* [DATA FOR THIS EXERCISE]:
• • • •

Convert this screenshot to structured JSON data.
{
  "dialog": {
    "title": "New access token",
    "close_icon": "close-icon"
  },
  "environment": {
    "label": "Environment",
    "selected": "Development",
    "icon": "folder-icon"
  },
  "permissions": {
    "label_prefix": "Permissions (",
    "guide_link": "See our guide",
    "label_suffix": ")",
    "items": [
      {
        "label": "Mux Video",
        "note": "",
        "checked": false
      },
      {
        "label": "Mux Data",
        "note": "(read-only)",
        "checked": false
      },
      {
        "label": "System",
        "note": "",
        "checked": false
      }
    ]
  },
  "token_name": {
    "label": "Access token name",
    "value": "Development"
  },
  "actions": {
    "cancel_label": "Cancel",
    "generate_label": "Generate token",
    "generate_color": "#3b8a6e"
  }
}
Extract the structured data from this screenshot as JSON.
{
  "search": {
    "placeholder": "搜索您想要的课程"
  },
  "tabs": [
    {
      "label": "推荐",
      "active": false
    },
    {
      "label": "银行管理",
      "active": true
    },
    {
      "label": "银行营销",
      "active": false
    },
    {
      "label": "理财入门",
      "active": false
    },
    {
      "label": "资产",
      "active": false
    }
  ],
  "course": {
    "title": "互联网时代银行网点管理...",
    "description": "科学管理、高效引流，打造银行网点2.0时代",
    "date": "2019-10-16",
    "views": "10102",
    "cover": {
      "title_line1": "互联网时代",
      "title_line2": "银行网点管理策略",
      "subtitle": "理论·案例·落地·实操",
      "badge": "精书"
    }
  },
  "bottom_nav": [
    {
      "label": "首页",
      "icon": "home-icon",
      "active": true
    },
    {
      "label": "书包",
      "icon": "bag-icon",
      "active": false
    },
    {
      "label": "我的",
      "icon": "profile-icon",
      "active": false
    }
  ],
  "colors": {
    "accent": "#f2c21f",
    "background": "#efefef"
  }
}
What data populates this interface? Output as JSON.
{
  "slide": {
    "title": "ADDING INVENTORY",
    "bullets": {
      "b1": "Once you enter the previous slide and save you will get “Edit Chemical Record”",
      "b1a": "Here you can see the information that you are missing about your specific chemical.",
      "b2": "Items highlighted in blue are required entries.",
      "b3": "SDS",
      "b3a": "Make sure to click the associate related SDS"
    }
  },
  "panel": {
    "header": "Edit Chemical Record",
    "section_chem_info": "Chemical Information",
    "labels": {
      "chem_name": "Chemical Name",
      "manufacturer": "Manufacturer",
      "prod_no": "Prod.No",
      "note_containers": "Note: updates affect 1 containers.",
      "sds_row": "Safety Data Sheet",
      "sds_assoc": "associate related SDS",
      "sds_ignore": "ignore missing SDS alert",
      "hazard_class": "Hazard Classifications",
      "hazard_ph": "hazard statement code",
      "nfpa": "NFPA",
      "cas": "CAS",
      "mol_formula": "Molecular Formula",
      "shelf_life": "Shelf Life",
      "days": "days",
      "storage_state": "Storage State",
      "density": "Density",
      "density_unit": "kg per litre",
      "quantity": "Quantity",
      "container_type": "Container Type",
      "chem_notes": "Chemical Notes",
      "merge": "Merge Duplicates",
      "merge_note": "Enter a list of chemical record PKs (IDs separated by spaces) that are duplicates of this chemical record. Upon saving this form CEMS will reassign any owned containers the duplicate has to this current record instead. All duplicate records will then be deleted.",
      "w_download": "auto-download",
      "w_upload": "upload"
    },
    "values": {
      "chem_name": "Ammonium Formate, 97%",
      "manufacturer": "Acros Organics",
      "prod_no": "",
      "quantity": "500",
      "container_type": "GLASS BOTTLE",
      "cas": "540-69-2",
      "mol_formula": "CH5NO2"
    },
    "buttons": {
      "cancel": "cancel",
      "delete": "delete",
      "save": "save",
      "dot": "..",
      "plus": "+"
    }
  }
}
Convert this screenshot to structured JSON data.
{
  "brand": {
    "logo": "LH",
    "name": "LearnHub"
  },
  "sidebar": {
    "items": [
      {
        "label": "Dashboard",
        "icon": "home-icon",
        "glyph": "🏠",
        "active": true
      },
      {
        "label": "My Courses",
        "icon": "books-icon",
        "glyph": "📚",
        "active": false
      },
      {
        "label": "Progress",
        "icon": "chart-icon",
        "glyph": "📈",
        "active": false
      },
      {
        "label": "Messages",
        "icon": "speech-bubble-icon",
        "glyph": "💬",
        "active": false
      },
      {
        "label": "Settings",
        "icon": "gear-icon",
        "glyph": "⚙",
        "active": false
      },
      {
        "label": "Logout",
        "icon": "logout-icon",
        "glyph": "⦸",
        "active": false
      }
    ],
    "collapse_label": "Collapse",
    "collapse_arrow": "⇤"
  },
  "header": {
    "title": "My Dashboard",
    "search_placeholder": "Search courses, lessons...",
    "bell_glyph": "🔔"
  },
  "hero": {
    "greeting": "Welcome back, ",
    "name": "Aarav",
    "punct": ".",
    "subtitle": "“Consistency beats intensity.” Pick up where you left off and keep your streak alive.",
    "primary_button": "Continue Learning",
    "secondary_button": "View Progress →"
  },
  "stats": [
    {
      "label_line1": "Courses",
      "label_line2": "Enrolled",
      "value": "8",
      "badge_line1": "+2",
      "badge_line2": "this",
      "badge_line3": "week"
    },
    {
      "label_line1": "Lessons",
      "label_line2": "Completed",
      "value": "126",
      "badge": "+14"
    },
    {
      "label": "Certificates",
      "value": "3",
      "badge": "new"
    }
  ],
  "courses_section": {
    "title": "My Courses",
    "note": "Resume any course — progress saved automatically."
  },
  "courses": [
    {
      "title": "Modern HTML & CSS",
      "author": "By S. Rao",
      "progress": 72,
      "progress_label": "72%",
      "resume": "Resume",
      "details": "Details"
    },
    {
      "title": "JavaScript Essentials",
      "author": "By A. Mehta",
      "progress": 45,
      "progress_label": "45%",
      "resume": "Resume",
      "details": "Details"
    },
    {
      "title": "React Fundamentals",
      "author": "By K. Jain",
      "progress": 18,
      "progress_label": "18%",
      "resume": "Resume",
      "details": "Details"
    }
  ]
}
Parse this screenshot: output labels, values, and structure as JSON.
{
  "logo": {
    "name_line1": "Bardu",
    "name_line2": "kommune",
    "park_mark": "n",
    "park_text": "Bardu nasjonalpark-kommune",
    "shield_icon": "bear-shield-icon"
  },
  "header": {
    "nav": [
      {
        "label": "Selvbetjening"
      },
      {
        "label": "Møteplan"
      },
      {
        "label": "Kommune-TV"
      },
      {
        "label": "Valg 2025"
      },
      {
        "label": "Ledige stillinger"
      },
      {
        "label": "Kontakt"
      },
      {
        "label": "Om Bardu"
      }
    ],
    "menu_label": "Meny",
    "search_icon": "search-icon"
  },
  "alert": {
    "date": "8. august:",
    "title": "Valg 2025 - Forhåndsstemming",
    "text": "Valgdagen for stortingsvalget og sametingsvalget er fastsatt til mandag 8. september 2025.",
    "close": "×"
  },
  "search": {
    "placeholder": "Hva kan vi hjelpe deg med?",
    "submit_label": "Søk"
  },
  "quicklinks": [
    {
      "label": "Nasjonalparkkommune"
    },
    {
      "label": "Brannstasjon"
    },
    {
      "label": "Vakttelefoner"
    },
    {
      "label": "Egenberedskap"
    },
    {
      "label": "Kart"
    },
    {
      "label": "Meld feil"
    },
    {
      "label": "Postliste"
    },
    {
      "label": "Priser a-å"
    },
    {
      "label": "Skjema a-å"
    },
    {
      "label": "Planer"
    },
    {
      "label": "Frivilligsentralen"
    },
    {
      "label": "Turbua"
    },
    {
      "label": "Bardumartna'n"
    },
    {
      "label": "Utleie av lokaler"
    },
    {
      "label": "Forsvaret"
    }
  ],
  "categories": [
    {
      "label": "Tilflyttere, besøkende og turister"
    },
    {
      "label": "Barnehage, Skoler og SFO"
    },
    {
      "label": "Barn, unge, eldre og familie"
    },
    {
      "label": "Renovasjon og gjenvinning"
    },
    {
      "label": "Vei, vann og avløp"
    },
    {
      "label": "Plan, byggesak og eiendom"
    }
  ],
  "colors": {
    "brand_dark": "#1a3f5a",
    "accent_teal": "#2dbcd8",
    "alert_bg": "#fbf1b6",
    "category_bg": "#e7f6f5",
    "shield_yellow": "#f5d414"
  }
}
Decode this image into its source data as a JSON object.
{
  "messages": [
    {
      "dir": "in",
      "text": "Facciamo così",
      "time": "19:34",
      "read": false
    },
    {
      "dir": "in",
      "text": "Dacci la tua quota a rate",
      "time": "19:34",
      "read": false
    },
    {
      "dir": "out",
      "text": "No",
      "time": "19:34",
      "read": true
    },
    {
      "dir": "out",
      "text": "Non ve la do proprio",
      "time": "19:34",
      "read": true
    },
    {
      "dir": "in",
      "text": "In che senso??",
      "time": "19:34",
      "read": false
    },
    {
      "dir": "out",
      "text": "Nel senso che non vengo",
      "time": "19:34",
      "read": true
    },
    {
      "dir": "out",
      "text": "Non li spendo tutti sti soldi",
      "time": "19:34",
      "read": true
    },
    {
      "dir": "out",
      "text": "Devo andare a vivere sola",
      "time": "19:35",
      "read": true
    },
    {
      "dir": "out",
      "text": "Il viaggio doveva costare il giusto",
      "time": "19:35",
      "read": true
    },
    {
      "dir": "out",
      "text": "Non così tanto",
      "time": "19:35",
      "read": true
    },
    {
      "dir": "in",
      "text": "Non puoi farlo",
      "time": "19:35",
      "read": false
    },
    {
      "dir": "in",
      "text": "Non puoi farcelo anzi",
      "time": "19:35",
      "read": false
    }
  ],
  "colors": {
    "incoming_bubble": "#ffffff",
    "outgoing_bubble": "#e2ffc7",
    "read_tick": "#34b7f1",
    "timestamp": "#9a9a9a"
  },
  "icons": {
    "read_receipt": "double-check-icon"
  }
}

• • • •

* [WHAT TO WORK ON]: Going through the entries above line by line, work out how many lines include the word "screenshot". Only the number is required.

* [SOLUTION]: 4